___ Given entries
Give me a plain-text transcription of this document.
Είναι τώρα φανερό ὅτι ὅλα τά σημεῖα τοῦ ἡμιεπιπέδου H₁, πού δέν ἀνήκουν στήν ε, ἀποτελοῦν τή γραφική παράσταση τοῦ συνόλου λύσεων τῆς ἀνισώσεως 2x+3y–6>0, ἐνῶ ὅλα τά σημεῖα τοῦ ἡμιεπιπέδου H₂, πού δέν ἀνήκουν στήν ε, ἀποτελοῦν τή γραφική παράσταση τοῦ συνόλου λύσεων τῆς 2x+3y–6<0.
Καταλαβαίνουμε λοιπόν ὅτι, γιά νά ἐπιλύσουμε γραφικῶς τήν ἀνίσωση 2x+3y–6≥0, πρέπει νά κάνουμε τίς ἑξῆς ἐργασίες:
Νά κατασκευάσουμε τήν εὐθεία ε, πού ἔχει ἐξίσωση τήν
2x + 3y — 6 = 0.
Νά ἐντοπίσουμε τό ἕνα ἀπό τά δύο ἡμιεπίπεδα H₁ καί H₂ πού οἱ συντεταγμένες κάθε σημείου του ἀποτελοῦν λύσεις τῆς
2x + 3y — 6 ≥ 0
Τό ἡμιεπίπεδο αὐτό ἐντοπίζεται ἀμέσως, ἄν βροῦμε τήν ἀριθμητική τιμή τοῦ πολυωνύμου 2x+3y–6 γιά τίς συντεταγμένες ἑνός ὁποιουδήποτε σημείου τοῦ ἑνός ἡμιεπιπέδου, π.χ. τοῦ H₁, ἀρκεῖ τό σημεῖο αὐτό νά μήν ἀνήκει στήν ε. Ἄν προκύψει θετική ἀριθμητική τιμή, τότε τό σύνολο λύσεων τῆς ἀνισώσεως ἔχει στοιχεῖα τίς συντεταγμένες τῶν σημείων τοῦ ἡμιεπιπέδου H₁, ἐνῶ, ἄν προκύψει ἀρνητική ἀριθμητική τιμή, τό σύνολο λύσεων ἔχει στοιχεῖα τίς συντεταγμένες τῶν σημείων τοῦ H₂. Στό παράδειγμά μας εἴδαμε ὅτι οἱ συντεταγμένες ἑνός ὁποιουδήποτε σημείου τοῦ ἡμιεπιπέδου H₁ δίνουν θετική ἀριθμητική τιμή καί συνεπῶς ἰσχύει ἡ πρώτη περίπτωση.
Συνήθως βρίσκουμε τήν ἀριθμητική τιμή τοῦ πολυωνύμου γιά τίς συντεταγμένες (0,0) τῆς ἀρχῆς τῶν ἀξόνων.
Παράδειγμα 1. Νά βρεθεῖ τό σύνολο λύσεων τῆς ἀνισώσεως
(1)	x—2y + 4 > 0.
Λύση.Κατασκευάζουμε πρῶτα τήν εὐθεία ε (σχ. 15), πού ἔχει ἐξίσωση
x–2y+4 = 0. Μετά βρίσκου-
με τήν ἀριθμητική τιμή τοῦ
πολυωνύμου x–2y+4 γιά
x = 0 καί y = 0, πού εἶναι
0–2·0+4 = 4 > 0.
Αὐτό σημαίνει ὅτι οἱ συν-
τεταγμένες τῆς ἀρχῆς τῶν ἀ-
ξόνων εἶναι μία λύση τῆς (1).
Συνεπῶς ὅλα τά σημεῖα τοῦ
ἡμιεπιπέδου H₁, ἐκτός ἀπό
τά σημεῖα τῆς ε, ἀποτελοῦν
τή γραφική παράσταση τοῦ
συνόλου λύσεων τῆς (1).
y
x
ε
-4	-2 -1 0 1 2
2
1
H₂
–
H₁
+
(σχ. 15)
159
______
[Problem description]
Return every line containing "εὐθεία".

[Solution to this task]
Νά κατασκευάσουμε τήν εὐθεία ε, πού ἔχει ἐξίσωση τήν
Λύση.Κατασκευάζουμε πρῶτα τήν εὐθεία ε (σχ. 15), πού ἔχει ἐξίσωση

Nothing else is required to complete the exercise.